[EXERCISE BRIEF] Search the data for the word "JSON" and copy every line where it occurs.

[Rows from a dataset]

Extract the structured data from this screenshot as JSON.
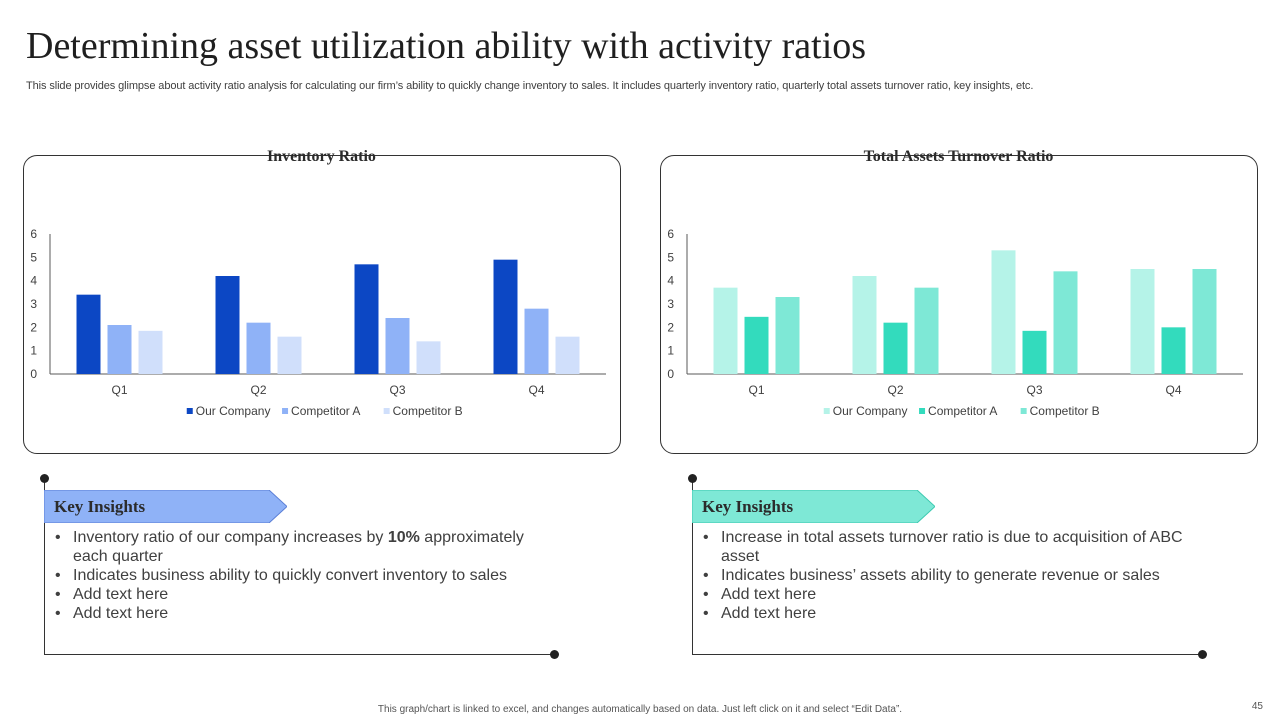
{
  "slide": {
    "title": "Determining asset utilization ability with activity ratios",
    "subtitle": "This slide provides glimpse about activity ratio analysis for calculating our firm’s ability to quickly change inventory to sales. It includes quarterly inventory ratio, quarterly total assets turnover ratio, key insights, etc.",
    "footer": "This graph/chart is linked to excel, and changes automatically based on data. Just left click on it and select “Edit Data”.",
    "page_number": "45"
  },
  "colors": {
    "left_pill": "#8fb2f7",
    "right_pill": "#7ee8d6",
    "left_banner": "#8fb2f7",
    "right_banner": "#7ee8d6"
  },
  "chart_data": [
    {
      "type": "bar",
      "title": "Inventory Ratio",
      "categories": [
        "Q1",
        "Q2",
        "Q3",
        "Q4"
      ],
      "series": [
        {
          "name": "Our Company",
          "color": "#0c47c4",
          "values": [
            3.4,
            4.2,
            4.7,
            4.9
          ]
        },
        {
          "name": "Competitor A",
          "color": "#8fb2f7",
          "values": [
            2.1,
            2.2,
            2.4,
            2.8
          ]
        },
        {
          "name": "Competitor B",
          "color": "#d0dffb",
          "values": [
            1.85,
            1.6,
            1.4,
            1.6
          ]
        }
      ],
      "ylim": [
        0,
        6
      ],
      "yticks": [
        0,
        1,
        2,
        3,
        4,
        5,
        6
      ],
      "xlabel": "",
      "ylabel": "",
      "legend": "bottom"
    },
    {
      "type": "bar",
      "title": "Total Assets Turnover Ratio",
      "categories": [
        "Q1",
        "Q2",
        "Q3",
        "Q4"
      ],
      "series": [
        {
          "name": "Our Company",
          "color": "#b5f3e8",
          "values": [
            3.7,
            4.2,
            5.3,
            4.5
          ]
        },
        {
          "name": "Competitor A",
          "color": "#33dbbd",
          "values": [
            2.45,
            2.2,
            1.85,
            2.0
          ]
        },
        {
          "name": "Competitor B",
          "color": "#7ee8d6",
          "values": [
            3.3,
            3.7,
            4.4,
            4.5
          ]
        }
      ],
      "ylim": [
        0,
        6
      ],
      "yticks": [
        0,
        1,
        2,
        3,
        4,
        5,
        6
      ],
      "xlabel": "",
      "ylabel": "",
      "legend": "bottom"
    }
  ],
  "insights": {
    "left": {
      "heading": "Key Insights",
      "b1_pre": "Inventory  ratio of our company increases by ",
      "b1_bold": "10%",
      "b1_post": " approximately each quarter",
      "b2": "Indicates business ability to quickly convert inventory  to sales",
      "b3": "Add text here",
      "b4": "Add text here"
    },
    "right": {
      "heading": "Key Insights",
      "b1": "Increase  in total assets turnover  ratio is due to acquisition of ABC asset",
      "b2": "Indicates business’ assets ability to generate revenue  or sales",
      "b3": "Add text here",
      "b4": "Add text here"
    }
  }
}
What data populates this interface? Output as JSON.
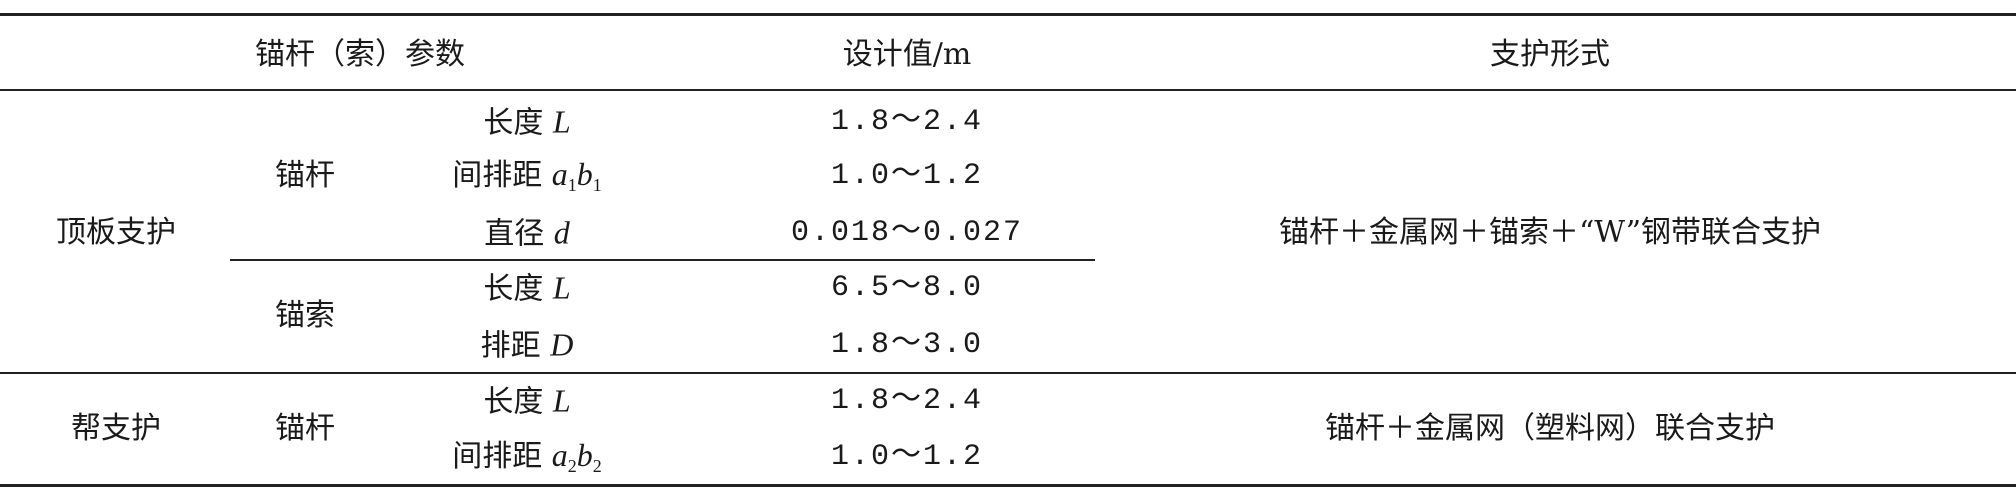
{
  "header": {
    "param": "锚杆（索）参数",
    "value": "设计值/m",
    "support": "支护形式"
  },
  "roof": {
    "group": "顶板支护",
    "bolt": {
      "label": "锚杆",
      "rows": [
        {
          "name": "长度",
          "sym": "L",
          "sub": "",
          "sym2": "",
          "sub2": "",
          "value": "1.8～2.4"
        },
        {
          "name": "间排距",
          "sym": "a",
          "sub": "1",
          "sym2": "b",
          "sub2": "1",
          "value": "1.0～1.2"
        },
        {
          "name": "直径",
          "sym": "d",
          "sub": "",
          "sym2": "",
          "sub2": "",
          "value": "0.018～0.027"
        }
      ]
    },
    "cable": {
      "label": "锚索",
      "rows": [
        {
          "name": "长度",
          "sym": "L",
          "value": "6.5～8.0"
        },
        {
          "name": "排距",
          "sym": "D",
          "value": "1.8～3.0"
        }
      ]
    },
    "support": "锚杆＋金属网＋锚索＋“W”钢带联合支护"
  },
  "rib": {
    "group": "帮支护",
    "bolt": {
      "label": "锚杆",
      "rows": [
        {
          "name": "长度",
          "sym": "L",
          "value": "1.8～2.4"
        },
        {
          "name": "间排距",
          "sym": "a",
          "sub": "2",
          "sym2": "b",
          "sub2": "2",
          "value": "1.0～1.2"
        }
      ]
    },
    "support": "锚杆＋金属网（塑料网）联合支护"
  }
}
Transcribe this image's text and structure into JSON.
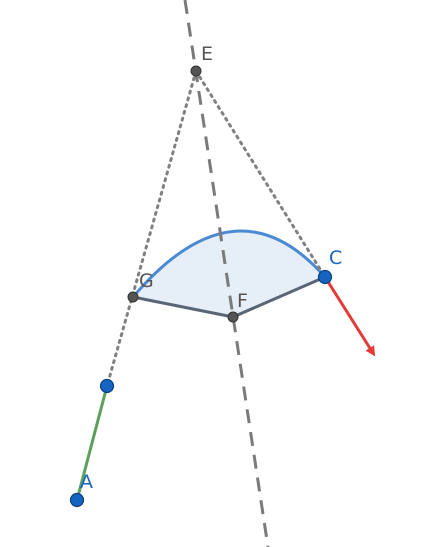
{
  "points": {
    "A": {
      "label": "A",
      "color": "#1565C0"
    },
    "C": {
      "label": "C",
      "color": "#1565C0"
    },
    "E": {
      "label": "E",
      "color": "#555555"
    },
    "F": {
      "label": "F",
      "color": "#555555"
    },
    "G": {
      "label": "G",
      "color": "#555555"
    }
  },
  "colors": {
    "sector_fill": "#E6EEF8",
    "arc": "#4A8AD4",
    "chord": "#5A6575",
    "vector": "#E53935",
    "segment_green": "#5BA15B",
    "dotted": "#808080",
    "dashed": "#7A7A7A",
    "point_blue": "#1565C0",
    "point_dark": "#555555"
  }
}
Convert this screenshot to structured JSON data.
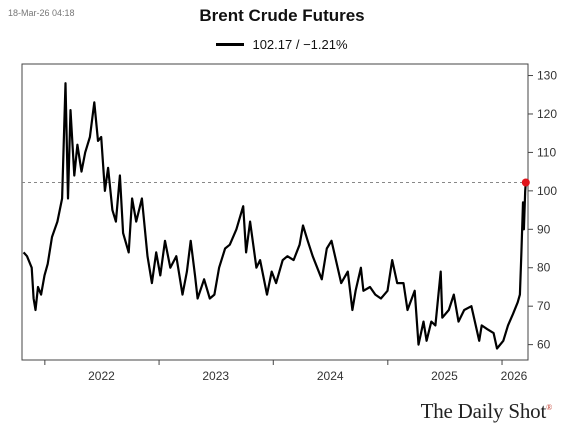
{
  "timestamp": "18-Mar-26 04:18",
  "watermark": "The Daily Shot",
  "chart_data": {
    "type": "line",
    "title": "Brent Crude Futures",
    "legend_position": "top-center",
    "series": [
      {
        "name": "102.17 / −1.21%",
        "color": "#000000",
        "points": [
          [
            "2021-10-25",
            84
          ],
          [
            "2021-11-05",
            83
          ],
          [
            "2021-11-20",
            80
          ],
          [
            "2021-11-26",
            72
          ],
          [
            "2021-12-02",
            69
          ],
          [
            "2021-12-10",
            75
          ],
          [
            "2021-12-20",
            73
          ],
          [
            "2021-12-31",
            78
          ],
          [
            "2022-01-10",
            81
          ],
          [
            "2022-01-24",
            88
          ],
          [
            "2022-02-10",
            92
          ],
          [
            "2022-02-25",
            98
          ],
          [
            "2022-03-08",
            128
          ],
          [
            "2022-03-16",
            98
          ],
          [
            "2022-03-24",
            121
          ],
          [
            "2022-04-05",
            104
          ],
          [
            "2022-04-15",
            112
          ],
          [
            "2022-04-28",
            105
          ],
          [
            "2022-05-10",
            110
          ],
          [
            "2022-05-25",
            114
          ],
          [
            "2022-06-08",
            123
          ],
          [
            "2022-06-20",
            113
          ],
          [
            "2022-06-30",
            114
          ],
          [
            "2022-07-12",
            100
          ],
          [
            "2022-07-22",
            106
          ],
          [
            "2022-08-05",
            95
          ],
          [
            "2022-08-16",
            92
          ],
          [
            "2022-08-29",
            104
          ],
          [
            "2022-09-08",
            89
          ],
          [
            "2022-09-26",
            84
          ],
          [
            "2022-10-07",
            98
          ],
          [
            "2022-10-20",
            92
          ],
          [
            "2022-11-07",
            98
          ],
          [
            "2022-11-25",
            83
          ],
          [
            "2022-12-09",
            76
          ],
          [
            "2022-12-23",
            84
          ],
          [
            "2023-01-05",
            78
          ],
          [
            "2023-01-20",
            87
          ],
          [
            "2023-02-06",
            80
          ],
          [
            "2023-02-25",
            83
          ],
          [
            "2023-03-17",
            73
          ],
          [
            "2023-03-31",
            79
          ],
          [
            "2023-04-12",
            87
          ],
          [
            "2023-04-26",
            78
          ],
          [
            "2023-05-04",
            72
          ],
          [
            "2023-05-25",
            77
          ],
          [
            "2023-06-12",
            72
          ],
          [
            "2023-06-27",
            73
          ],
          [
            "2023-07-12",
            80
          ],
          [
            "2023-07-31",
            85
          ],
          [
            "2023-08-15",
            86
          ],
          [
            "2023-09-05",
            90
          ],
          [
            "2023-09-27",
            96
          ],
          [
            "2023-10-06",
            84
          ],
          [
            "2023-10-19",
            92
          ],
          [
            "2023-11-08",
            80
          ],
          [
            "2023-11-20",
            82
          ],
          [
            "2023-12-12",
            73
          ],
          [
            "2023-12-27",
            79
          ],
          [
            "2024-01-10",
            76
          ],
          [
            "2024-01-31",
            82
          ],
          [
            "2024-02-15",
            83
          ],
          [
            "2024-03-06",
            82
          ],
          [
            "2024-03-25",
            86
          ],
          [
            "2024-04-05",
            91
          ],
          [
            "2024-04-20",
            87
          ],
          [
            "2024-05-06",
            83
          ],
          [
            "2024-06-04",
            77
          ],
          [
            "2024-06-20",
            85
          ],
          [
            "2024-07-05",
            87
          ],
          [
            "2024-08-05",
            76
          ],
          [
            "2024-08-26",
            79
          ],
          [
            "2024-09-10",
            69
          ],
          [
            "2024-09-20",
            74
          ],
          [
            "2024-10-07",
            80
          ],
          [
            "2024-10-15",
            74
          ],
          [
            "2024-11-05",
            75
          ],
          [
            "2024-11-22",
            73
          ],
          [
            "2024-12-10",
            72
          ],
          [
            "2024-12-31",
            74
          ],
          [
            "2025-01-15",
            82
          ],
          [
            "2025-01-31",
            76
          ],
          [
            "2025-02-20",
            76
          ],
          [
            "2025-03-05",
            69
          ],
          [
            "2025-03-28",
            74
          ],
          [
            "2025-04-09",
            60
          ],
          [
            "2025-04-25",
            66
          ],
          [
            "2025-05-05",
            61
          ],
          [
            "2025-05-20",
            66
          ],
          [
            "2025-06-02",
            65
          ],
          [
            "2025-06-19",
            79
          ],
          [
            "2025-06-24",
            67
          ],
          [
            "2025-07-15",
            69
          ],
          [
            "2025-07-31",
            73
          ],
          [
            "2025-08-15",
            66
          ],
          [
            "2025-09-02",
            69
          ],
          [
            "2025-09-25",
            70
          ],
          [
            "2025-10-20",
            61
          ],
          [
            "2025-10-28",
            65
          ],
          [
            "2025-11-15",
            64
          ],
          [
            "2025-12-05",
            63
          ],
          [
            "2025-12-16",
            59
          ],
          [
            "2026-01-05",
            61
          ],
          [
            "2026-01-20",
            65
          ],
          [
            "2026-02-05",
            68
          ],
          [
            "2026-02-20",
            71
          ],
          [
            "2026-02-27",
            73
          ],
          [
            "2026-03-04",
            84
          ],
          [
            "2026-03-09",
            97
          ],
          [
            "2026-03-12",
            90
          ],
          [
            "2026-03-16",
            100
          ],
          [
            "2026-03-18",
            102.17
          ]
        ]
      }
    ],
    "reference_line": {
      "value": 102.17,
      "style": "dashed",
      "color": "#888888"
    },
    "last_point_marker_color": "#e0141b",
    "x_ticks": [
      "2022",
      "2023",
      "2024",
      "2025",
      "2026"
    ],
    "y_ticks": [
      60,
      70,
      80,
      90,
      100,
      110,
      120,
      130
    ],
    "ylim": [
      56,
      133
    ],
    "xlim": [
      "2021-10-20",
      "2026-03-25"
    ],
    "grid": false,
    "y_axis_side": "right"
  }
}
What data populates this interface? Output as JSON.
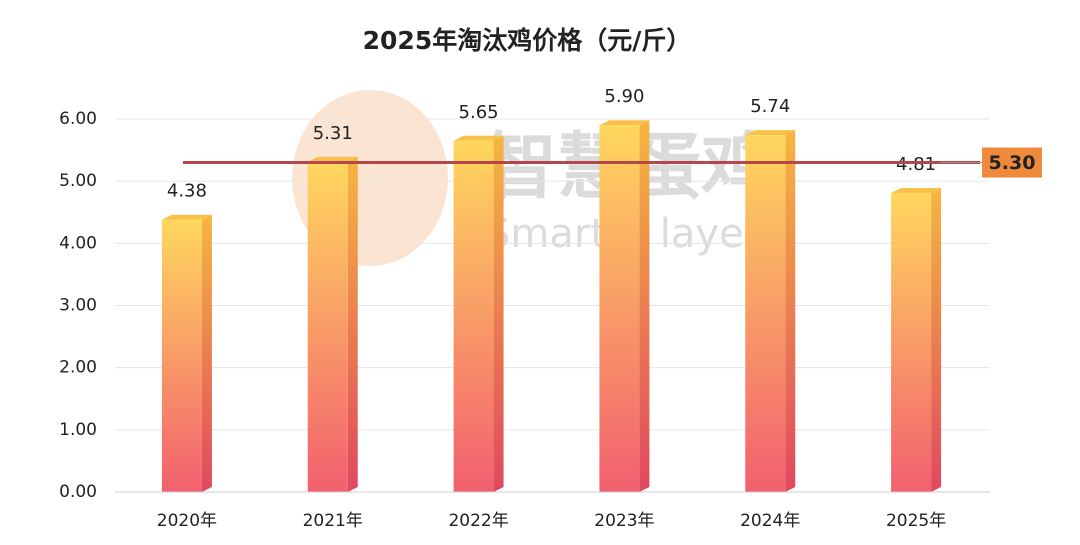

[THE ANSWER]
Extract the structured data from this screenshot as JSON.
What data populates this interface? Output as JSON.
Transcribe this image's text and structure into JSON.
Convert this screenshot to structured JSON data.
What data populates this interface? Output as JSON.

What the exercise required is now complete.